[Records from a dataset]
# # # #

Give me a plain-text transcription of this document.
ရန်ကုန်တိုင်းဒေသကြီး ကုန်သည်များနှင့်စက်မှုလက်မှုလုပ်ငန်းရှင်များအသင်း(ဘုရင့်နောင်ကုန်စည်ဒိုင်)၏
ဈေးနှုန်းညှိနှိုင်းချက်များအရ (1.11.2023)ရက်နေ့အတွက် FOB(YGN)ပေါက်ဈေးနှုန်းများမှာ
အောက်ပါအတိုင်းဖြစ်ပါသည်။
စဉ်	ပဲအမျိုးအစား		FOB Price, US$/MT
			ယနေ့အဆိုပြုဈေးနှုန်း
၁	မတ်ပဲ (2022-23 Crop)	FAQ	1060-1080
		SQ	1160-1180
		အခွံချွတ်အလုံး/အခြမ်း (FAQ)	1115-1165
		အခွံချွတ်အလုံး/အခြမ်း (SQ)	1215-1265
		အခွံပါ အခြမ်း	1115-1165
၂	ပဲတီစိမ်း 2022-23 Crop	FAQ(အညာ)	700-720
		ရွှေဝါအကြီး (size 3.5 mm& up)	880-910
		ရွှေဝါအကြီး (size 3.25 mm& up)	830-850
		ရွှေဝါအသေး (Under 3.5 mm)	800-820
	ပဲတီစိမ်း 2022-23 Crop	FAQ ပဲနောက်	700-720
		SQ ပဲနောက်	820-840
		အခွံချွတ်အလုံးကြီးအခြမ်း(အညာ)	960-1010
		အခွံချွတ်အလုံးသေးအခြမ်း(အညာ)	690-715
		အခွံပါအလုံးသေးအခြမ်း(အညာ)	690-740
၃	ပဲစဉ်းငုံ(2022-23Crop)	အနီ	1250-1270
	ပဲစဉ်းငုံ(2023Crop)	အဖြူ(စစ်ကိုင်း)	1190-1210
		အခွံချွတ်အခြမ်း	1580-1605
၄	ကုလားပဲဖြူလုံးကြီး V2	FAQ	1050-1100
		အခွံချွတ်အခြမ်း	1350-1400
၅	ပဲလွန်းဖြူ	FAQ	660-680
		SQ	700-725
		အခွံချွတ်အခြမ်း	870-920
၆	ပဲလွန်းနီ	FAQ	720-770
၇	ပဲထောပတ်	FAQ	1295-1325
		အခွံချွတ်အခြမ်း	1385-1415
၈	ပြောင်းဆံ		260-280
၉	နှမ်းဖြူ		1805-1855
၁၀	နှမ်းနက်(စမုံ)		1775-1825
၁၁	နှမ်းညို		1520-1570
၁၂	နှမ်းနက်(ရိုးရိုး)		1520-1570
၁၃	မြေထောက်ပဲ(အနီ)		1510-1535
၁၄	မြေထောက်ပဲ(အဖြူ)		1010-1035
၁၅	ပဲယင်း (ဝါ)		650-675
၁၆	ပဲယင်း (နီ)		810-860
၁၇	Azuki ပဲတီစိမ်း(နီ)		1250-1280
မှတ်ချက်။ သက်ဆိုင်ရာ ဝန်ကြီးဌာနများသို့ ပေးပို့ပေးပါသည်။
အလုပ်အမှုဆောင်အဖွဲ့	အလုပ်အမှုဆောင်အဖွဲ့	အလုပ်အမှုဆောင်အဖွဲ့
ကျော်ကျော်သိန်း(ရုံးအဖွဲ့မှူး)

# # # #

### What needs to be done
Copy the data above in full, character for character.

### Expected output
Give me a plain-text transcription of this document.
ရန်ကုန်တိုင်းဒေသကြီး ကုန်သည်များနှင့်စက်မှုလက်မှုလုပ်ငန်းရှင်များအသင်း(ဘုရင့်နောင်ကုန်စည်ဒိုင်)၏
ဈေးနှုန်းညှိနှိုင်းချက်များအရ (1.11.2023)ရက်နေ့အတွက် FOB(YGN)ပေါက်ဈေးနှုန်းများမှာ
အောက်ပါအတိုင်းဖြစ်ပါသည်။
စဉ်	ပဲအမျိုးအစား		FOB Price, US$/MT
			ယနေ့အဆိုပြုဈေးနှုန်း
၁	မတ်ပဲ (2022-23 Crop)	FAQ	1060-1080
		SQ	1160-1180
		အခွံချွတ်အလုံး/အခြမ်း (FAQ)	1115-1165
		အခွံချွတ်အလုံး/အခြမ်း (SQ)	1215-1265
		အခွံပါ အခြမ်း	1115-1165
၂	ပဲတီစိမ်း 2022-23 Crop	FAQ(အညာ)	700-720
		ရွှေဝါအကြီး (size 3.5 mm& up)	880-910
		ရွှေဝါအကြီး (size 3.25 mm& up)	830-850
		ရွှေဝါအသေး (Under 3.5 mm)	800-820
	ပဲတီစိမ်း 2022-23 Crop	FAQ ပဲနောက်	700-720
		SQ ပဲနောက်	820-840
		အခွံချွတ်အလုံးကြီးအခြမ်း(အညာ)	960-1010
		အခွံချွတ်အလုံးသေးအခြမ်း(အညာ)	690-715
		အခွံပါအလုံးသေးအခြမ်း(အညာ)	690-740
၃	ပဲစဉ်းငုံ(2022-23Crop)	အနီ	1250-1270
	ပဲစဉ်းငုံ(2023Crop)	အဖြူ(စစ်ကိုင်း)	1190-1210
		အခွံချွတ်အခြမ်း	1580-1605
၄	ကုလားပဲဖြူလုံးကြီး V2	FAQ	1050-1100
		အခွံချွတ်အခြမ်း	1350-1400
၅	ပဲလွန်းဖြူ	FAQ	660-680
		SQ	700-725
		အခွံချွတ်အခြမ်း	870-920
၆	ပဲလွန်းနီ	FAQ	720-770
၇	ပဲထောပတ်	FAQ	1295-1325
		အခွံချွတ်အခြမ်း	1385-1415
၈	ပြောင်းဆံ		260-280
၉	နှမ်းဖြူ		1805-1855
၁၀	နှမ်းနက်(စမုံ)		1775-1825
၁၁	နှမ်းညို		1520-1570
၁၂	နှမ်းနက်(ရိုးရိုး)		1520-1570
၁၃	မြေထောက်ပဲ(အနီ)		1510-1535
၁၄	မြေထောက်ပဲ(အဖြူ)		1010-1035
၁၅	ပဲယင်း (ဝါ)		650-675
၁၆	ပဲယင်း (နီ)		810-860
၁၇	Azuki ပဲတီစိမ်း(နီ)		1250-1280
မှတ်ချက်။ သက်ဆိုင်ရာ ဝန်ကြီးဌာနများသို့ ပေးပို့ပေးပါသည်။
အလုပ်အမှုဆောင်အဖွဲ့	အလုပ်အမှုဆောင်အဖွဲ့	အလုပ်အမှုဆောင်အဖွဲ့
ကျော်ကျော်သိန်း(ရုံးအဖွဲ့မှူး)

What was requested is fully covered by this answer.